| TO BE DONE |
For each line of the data below that holds "JSON", copy the line.

| Stored items from a collection |

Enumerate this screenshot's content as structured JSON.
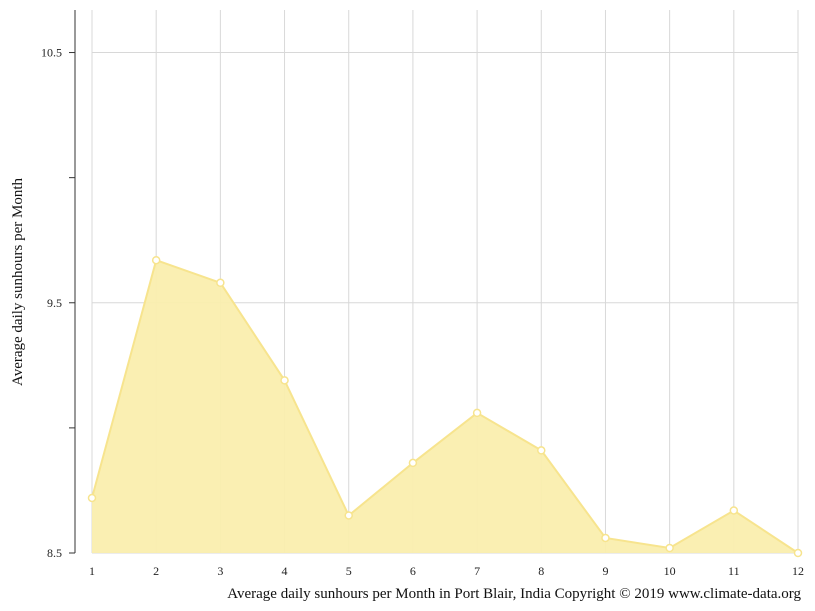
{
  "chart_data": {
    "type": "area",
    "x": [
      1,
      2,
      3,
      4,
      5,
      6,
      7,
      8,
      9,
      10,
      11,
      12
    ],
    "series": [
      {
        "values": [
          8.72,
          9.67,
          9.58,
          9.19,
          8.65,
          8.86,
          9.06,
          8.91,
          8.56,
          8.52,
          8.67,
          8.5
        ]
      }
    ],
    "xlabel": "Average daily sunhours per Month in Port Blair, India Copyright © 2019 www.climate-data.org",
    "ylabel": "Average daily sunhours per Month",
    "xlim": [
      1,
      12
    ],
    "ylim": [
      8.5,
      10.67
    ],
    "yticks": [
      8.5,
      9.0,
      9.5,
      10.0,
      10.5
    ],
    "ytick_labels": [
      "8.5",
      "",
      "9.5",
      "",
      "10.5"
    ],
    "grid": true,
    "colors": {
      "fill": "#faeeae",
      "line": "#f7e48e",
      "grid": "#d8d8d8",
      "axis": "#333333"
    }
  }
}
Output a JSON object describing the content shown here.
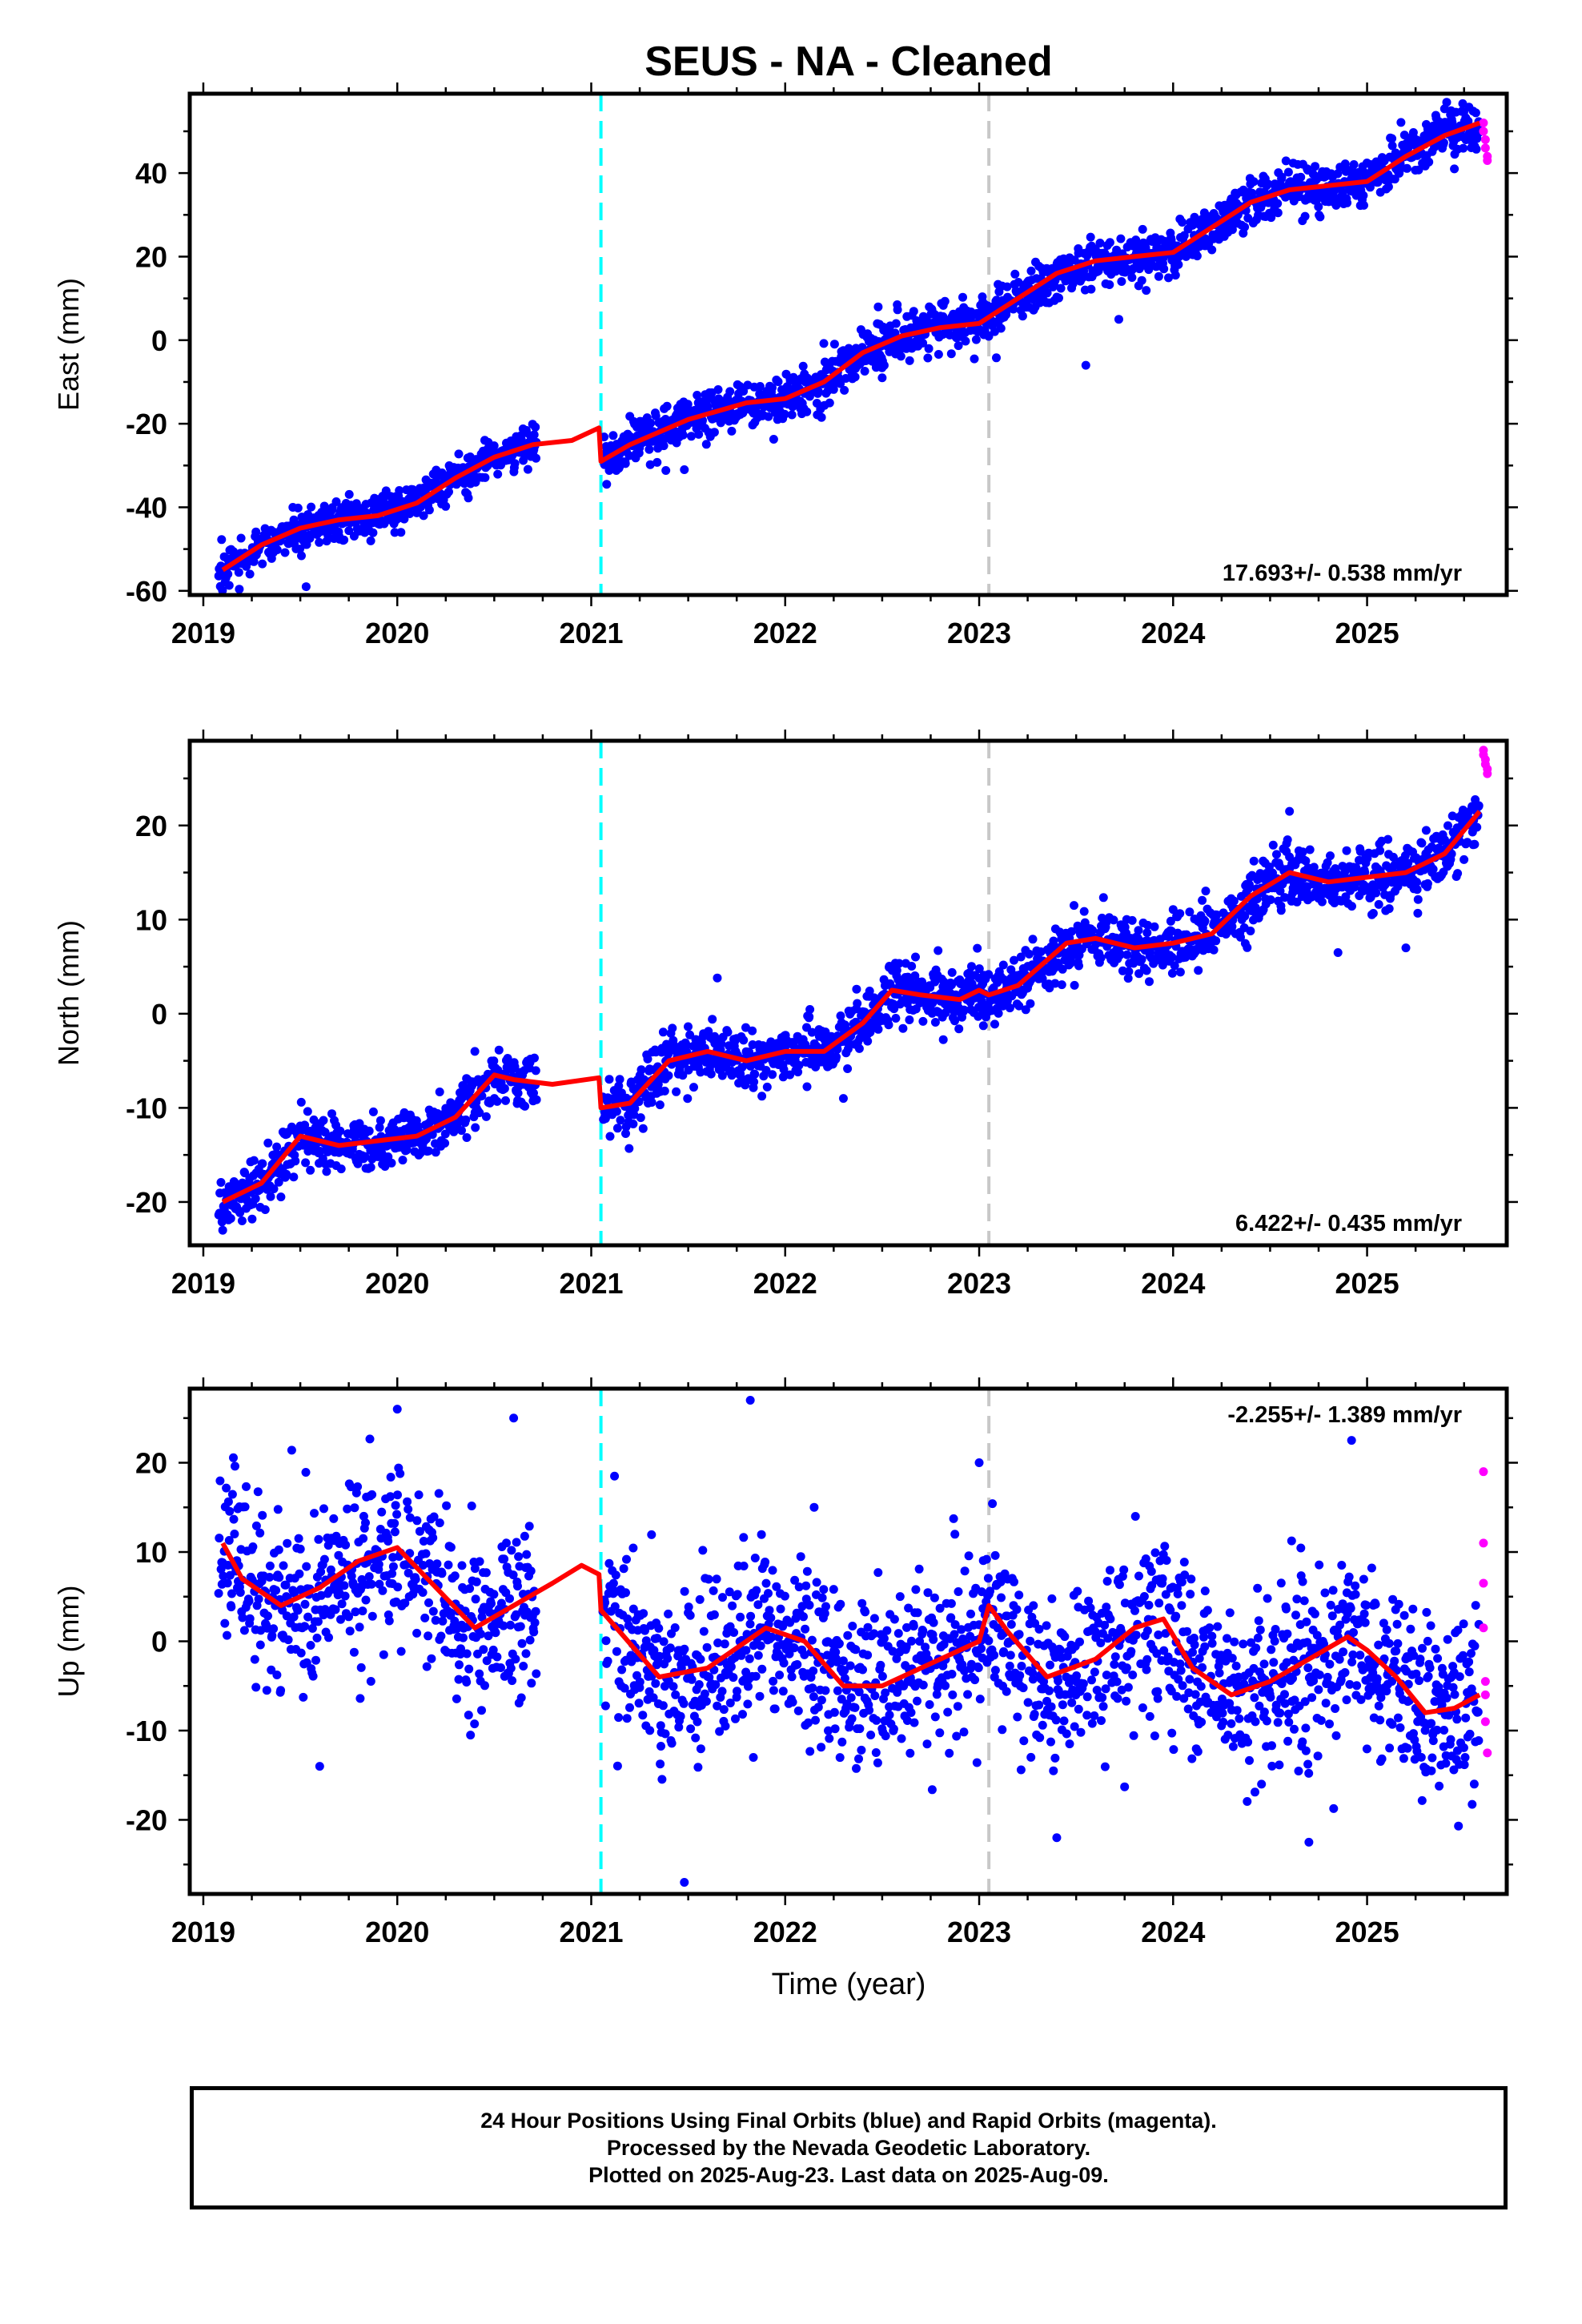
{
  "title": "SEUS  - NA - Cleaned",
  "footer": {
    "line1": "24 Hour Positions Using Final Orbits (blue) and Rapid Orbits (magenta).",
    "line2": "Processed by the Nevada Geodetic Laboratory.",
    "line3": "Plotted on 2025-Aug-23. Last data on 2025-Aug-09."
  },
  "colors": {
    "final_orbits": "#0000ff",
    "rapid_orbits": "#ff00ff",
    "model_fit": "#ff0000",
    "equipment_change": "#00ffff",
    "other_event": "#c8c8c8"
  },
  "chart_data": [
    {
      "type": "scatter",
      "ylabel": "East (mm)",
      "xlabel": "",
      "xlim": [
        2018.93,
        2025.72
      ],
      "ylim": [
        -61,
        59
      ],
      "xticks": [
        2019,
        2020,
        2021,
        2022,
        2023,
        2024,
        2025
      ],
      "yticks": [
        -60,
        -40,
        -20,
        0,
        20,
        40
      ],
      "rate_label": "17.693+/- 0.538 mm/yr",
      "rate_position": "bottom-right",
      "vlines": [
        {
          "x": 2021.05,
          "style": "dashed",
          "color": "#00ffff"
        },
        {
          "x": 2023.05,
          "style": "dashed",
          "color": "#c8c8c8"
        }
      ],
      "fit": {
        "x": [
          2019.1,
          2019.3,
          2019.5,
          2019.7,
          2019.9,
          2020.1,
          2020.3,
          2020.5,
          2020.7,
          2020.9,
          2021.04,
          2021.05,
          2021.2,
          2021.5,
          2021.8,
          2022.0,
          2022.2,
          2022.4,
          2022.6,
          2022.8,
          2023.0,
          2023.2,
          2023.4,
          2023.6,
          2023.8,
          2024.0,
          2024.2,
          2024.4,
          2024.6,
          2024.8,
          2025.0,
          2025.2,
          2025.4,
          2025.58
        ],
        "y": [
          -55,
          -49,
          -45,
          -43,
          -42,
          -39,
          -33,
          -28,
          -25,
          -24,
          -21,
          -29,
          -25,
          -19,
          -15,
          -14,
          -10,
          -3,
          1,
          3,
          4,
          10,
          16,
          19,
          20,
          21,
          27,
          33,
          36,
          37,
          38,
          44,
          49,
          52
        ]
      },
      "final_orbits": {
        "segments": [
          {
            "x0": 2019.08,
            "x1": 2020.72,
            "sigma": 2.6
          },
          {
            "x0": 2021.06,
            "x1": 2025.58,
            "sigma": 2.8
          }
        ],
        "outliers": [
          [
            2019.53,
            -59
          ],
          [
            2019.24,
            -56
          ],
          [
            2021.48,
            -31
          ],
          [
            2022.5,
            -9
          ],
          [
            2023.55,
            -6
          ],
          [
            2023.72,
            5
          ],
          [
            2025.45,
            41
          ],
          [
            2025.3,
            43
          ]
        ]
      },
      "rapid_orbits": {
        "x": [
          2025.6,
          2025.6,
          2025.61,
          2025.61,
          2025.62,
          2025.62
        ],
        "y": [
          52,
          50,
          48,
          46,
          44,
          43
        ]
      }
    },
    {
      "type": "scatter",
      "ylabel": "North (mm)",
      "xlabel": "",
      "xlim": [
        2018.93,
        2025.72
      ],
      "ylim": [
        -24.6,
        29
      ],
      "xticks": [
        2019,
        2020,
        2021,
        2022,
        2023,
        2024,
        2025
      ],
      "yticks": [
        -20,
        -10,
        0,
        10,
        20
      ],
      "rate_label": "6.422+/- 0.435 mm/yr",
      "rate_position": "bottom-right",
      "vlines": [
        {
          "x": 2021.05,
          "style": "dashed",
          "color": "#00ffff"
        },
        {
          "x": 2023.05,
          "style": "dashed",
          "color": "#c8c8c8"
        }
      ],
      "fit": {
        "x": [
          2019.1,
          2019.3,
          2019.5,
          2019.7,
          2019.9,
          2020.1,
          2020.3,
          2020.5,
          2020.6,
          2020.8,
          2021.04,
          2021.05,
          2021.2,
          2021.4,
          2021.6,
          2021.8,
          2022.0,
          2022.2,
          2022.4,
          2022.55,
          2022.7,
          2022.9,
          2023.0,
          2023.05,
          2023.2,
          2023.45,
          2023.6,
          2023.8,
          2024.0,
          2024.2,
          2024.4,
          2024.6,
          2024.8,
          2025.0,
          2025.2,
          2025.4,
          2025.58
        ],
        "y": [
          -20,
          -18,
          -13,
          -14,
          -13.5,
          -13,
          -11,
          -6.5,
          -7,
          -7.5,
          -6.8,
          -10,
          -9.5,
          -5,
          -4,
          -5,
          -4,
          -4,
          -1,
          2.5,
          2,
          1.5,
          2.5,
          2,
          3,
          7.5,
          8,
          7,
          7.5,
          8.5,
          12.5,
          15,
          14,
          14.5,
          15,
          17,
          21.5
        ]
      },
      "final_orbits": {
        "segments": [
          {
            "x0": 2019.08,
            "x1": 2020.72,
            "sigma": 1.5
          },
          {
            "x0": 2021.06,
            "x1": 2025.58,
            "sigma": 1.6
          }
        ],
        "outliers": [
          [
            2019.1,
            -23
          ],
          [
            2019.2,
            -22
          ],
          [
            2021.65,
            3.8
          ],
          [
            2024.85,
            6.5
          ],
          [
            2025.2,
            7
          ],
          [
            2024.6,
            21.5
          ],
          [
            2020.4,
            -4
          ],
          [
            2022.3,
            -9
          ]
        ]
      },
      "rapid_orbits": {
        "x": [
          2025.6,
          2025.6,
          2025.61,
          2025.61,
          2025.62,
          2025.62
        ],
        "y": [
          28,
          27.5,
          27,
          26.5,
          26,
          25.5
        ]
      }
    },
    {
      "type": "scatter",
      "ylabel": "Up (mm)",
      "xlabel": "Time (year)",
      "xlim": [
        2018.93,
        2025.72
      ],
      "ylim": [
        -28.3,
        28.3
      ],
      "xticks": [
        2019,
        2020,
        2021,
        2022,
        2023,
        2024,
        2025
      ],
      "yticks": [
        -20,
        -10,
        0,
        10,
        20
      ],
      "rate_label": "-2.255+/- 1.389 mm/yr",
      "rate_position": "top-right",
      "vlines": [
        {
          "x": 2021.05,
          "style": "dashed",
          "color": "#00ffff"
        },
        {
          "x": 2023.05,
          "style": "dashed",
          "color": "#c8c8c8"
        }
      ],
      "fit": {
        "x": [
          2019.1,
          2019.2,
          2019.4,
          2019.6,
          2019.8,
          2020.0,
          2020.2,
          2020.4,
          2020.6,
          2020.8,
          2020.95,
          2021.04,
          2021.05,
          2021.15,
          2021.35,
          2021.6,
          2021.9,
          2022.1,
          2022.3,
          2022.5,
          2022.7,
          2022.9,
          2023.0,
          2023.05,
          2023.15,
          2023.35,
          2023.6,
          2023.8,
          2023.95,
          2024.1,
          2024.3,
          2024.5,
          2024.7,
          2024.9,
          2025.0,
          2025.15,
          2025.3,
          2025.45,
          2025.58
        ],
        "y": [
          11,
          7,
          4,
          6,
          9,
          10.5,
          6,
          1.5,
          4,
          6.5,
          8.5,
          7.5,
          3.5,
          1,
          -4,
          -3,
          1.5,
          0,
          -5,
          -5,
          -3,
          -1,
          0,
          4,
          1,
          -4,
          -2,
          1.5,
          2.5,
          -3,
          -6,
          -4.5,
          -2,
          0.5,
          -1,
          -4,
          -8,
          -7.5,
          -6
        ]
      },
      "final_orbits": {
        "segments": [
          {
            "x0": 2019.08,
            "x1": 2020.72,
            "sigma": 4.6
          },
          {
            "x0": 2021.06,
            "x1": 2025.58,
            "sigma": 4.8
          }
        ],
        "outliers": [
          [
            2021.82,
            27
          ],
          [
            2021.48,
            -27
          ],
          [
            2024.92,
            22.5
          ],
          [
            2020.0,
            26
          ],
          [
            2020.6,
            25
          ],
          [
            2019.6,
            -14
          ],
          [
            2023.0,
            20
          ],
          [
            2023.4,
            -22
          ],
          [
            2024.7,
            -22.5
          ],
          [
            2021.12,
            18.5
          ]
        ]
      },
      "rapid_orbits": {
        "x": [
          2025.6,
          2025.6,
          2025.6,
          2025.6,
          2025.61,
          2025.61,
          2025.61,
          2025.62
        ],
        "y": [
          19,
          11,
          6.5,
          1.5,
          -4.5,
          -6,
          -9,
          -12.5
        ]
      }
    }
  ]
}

| ANSWER |
Enumerate this screenshot's content as structured JSON.
Output a JSON object describing the content shown here.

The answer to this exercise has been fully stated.